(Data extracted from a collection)
▬▬▬▬▬▬▬▬▬▬
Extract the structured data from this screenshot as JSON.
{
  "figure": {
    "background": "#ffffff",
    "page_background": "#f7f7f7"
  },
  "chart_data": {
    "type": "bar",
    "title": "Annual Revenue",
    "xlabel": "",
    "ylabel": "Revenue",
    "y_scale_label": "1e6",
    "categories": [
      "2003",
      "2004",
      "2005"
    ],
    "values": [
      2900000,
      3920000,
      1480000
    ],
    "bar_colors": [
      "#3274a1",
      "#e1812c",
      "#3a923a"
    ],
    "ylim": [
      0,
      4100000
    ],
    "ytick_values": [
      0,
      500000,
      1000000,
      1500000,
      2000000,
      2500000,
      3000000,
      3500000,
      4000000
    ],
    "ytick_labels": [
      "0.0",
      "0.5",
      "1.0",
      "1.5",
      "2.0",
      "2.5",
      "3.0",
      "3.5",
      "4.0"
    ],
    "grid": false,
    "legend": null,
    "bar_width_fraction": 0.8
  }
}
▬▬▬▬▬▬▬▬▬▬
§ Job:
Only the number is wanted: how many lines of the data contain the word "Revenue"?

§ Written answer:
2